* Exercise brief
Retype the material word for word.

[Excerpt from a dataset]
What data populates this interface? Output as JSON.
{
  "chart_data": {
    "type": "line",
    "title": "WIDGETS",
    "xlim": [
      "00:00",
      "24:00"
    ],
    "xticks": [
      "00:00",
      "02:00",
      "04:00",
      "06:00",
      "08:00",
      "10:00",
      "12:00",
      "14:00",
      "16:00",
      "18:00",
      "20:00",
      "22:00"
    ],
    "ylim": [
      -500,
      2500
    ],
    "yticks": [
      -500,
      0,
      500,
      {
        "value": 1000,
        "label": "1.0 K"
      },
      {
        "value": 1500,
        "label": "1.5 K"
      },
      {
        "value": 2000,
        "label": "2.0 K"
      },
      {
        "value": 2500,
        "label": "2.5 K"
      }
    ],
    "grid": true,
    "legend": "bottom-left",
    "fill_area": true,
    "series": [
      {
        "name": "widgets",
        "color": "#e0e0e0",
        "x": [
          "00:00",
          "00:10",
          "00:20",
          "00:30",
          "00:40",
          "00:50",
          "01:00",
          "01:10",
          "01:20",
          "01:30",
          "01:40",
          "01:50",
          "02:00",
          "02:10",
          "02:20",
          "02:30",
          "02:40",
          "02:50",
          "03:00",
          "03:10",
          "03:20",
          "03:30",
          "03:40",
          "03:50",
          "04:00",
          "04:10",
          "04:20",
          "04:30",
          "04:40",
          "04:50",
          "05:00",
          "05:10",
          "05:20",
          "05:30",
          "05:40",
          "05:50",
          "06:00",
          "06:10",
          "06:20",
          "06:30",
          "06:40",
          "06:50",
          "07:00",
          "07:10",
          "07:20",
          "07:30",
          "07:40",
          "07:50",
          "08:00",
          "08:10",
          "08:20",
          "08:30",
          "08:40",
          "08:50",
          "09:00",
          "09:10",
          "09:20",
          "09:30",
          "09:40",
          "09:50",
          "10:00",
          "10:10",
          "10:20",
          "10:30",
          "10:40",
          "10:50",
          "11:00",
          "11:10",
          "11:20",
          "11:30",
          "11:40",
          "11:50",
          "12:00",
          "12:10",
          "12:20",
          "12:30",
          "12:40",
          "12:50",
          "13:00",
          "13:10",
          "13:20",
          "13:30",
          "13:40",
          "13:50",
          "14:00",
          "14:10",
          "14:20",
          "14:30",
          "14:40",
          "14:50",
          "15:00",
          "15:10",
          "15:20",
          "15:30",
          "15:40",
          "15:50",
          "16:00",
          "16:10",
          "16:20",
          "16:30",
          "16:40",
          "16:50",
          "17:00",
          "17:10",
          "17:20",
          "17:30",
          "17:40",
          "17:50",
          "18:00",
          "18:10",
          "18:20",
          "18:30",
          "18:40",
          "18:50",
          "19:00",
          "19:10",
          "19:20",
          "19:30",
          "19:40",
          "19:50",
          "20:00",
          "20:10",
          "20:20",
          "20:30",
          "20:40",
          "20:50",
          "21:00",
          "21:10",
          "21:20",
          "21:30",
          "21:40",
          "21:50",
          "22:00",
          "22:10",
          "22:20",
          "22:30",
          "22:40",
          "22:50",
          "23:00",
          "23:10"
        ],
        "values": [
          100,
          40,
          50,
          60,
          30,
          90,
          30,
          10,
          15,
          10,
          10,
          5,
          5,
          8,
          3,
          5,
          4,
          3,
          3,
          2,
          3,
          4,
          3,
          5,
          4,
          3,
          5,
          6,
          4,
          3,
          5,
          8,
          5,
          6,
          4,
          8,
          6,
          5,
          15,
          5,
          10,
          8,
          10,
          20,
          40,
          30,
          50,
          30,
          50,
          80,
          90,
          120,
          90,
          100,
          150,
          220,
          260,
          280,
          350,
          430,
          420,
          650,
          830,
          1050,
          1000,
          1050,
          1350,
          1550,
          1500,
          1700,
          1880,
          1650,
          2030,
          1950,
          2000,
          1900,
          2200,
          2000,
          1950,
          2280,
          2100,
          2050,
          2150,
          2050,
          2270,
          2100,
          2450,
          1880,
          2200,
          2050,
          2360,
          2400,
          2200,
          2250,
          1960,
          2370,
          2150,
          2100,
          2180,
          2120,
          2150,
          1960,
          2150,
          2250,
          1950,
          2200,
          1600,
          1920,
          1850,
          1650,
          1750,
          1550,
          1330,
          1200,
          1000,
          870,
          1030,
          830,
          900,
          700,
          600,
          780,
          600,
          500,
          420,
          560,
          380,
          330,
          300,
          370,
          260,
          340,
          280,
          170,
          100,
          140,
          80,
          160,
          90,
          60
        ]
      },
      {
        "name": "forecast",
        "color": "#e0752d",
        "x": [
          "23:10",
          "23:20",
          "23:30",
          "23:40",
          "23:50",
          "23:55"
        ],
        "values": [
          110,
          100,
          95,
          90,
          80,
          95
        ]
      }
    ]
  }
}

* Response to this task
What data populates this interface? Output as JSON.
{
  "chart_data": {
    "type": "line",
    "title": "WIDGETS",
    "xlim": [
      "00:00",
      "24:00"
    ],
    "xticks": [
      "00:00",
      "02:00",
      "04:00",
      "06:00",
      "08:00",
      "10:00",
      "12:00",
      "14:00",
      "16:00",
      "18:00",
      "20:00",
      "22:00"
    ],
    "ylim": [
      -500,
      2500
    ],
    "yticks": [
      -500,
      0,
      500,
      {
        "value": 1000,
        "label": "1.0 K"
      },
      {
        "value": 1500,
        "label": "1.5 K"
      },
      {
        "value": 2000,
        "label": "2.0 K"
      },
      {
        "value": 2500,
        "label": "2.5 K"
      }
    ],
    "grid": true,
    "legend": "bottom-left",
    "fill_area": true,
    "series": [
      {
        "name": "widgets",
        "color": "#e0e0e0",
        "x": [
          "00:00",
          "00:10",
          "00:20",
          "00:30",
          "00:40",
          "00:50",
          "01:00",
          "01:10",
          "01:20",
          "01:30",
          "01:40",
          "01:50",
          "02:00",
          "02:10",
          "02:20",
          "02:30",
          "02:40",
          "02:50",
          "03:00",
          "03:10",
          "03:20",
          "03:30",
          "03:40",
          "03:50",
          "04:00",
          "04:10",
          "04:20",
          "04:30",
          "04:40",
          "04:50",
          "05:00",
          "05:10",
          "05:20",
          "05:30",
          "05:40",
          "05:50",
          "06:00",
          "06:10",
          "06:20",
          "06:30",
          "06:40",
          "06:50",
          "07:00",
          "07:10",
          "07:20",
          "07:30",
          "07:40",
          "07:50",
          "08:00",
          "08:10",
          "08:20",
          "08:30",
          "08:40",
          "08:50",
          "09:00",
          "09:10",
          "09:20",
          "09:30",
          "09:40",
          "09:50",
          "10:00",
          "10:10",
          "10:20",
          "10:30",
          "10:40",
          "10:50",
          "11:00",
          "11:10",
          "11:20",
          "11:30",
          "11:40",
          "11:50",
          "12:00",
          "12:10",
          "12:20",
          "12:30",
          "12:40",
          "12:50",
          "13:00",
          "13:10",
          "13:20",
          "13:30",
          "13:40",
          "13:50",
          "14:00",
          "14:10",
          "14:20",
          "14:30",
          "14:40",
          "14:50",
          "15:00",
          "15:10",
          "15:20",
          "15:30",
          "15:40",
          "15:50",
          "16:00",
          "16:10",
          "16:20",
          "16:30",
          "16:40",
          "16:50",
          "17:00",
          "17:10",
          "17:20",
          "17:30",
          "17:40",
          "17:50",
          "18:00",
          "18:10",
          "18:20",
          "18:30",
          "18:40",
          "18:50",
          "19:00",
          "19:10",
          "19:20",
          "19:30",
          "19:40",
          "19:50",
          "20:00",
          "20:10",
          "20:20",
          "20:30",
          "20:40",
          "20:50",
          "21:00",
          "21:10",
          "21:20",
          "21:30",
          "21:40",
          "21:50",
          "22:00",
          "22:10",
          "22:20",
          "22:30",
          "22:40",
          "22:50",
          "23:00",
          "23:10"
        ],
        "values": [
          100,
          40,
          50,
          60,
          30,
          90,
          30,
          10,
          15,
          10,
          10,
          5,
          5,
          8,
          3,
          5,
          4,
          3,
          3,
          2,
          3,
          4,
          3,
          5,
          4,
          3,
          5,
          6,
          4,
          3,
          5,
          8,
          5,
          6,
          4,
          8,
          6,
          5,
          15,
          5,
          10,
          8,
          10,
          20,
          40,
          30,
          50,
          30,
          50,
          80,
          90,
          120,
          90,
          100,
          150,
          220,
          260,
          280,
          350,
          430,
          420,
          650,
          830,
          1050,
          1000,
          1050,
          1350,
          1550,
          1500,
          1700,
          1880,
          1650,
          2030,
          1950,
          2000,
          1900,
          2200,
          2000,
          1950,
          2280,
          2100,
          2050,
          2150,
          2050,
          2270,
          2100,
          2450,
          1880,
          2200,
          2050,
          2360,
          2400,
          2200,
          2250,
          1960,
          2370,
          2150,
          2100,
          2180,
          2120,
          2150,
          1960,
          2150,
          2250,
          1950,
          2200,
          1600,
          1920,
          1850,
          1650,
          1750,
          1550,
          1330,
          1200,
          1000,
          870,
          1030,
          830,
          900,
          700,
          600,
          780,
          600,
          500,
          420,
          560,
          380,
          330,
          300,
          370,
          260,
          340,
          280,
          170,
          100,
          140,
          80,
          160,
          90,
          60
        ]
      },
      {
        "name": "forecast",
        "color": "#e0752d",
        "x": [
          "23:10",
          "23:20",
          "23:30",
          "23:40",
          "23:50",
          "23:55"
        ],
        "values": [
          110,
          100,
          95,
          90,
          80,
          95
        ]
      }
    ]
  }
}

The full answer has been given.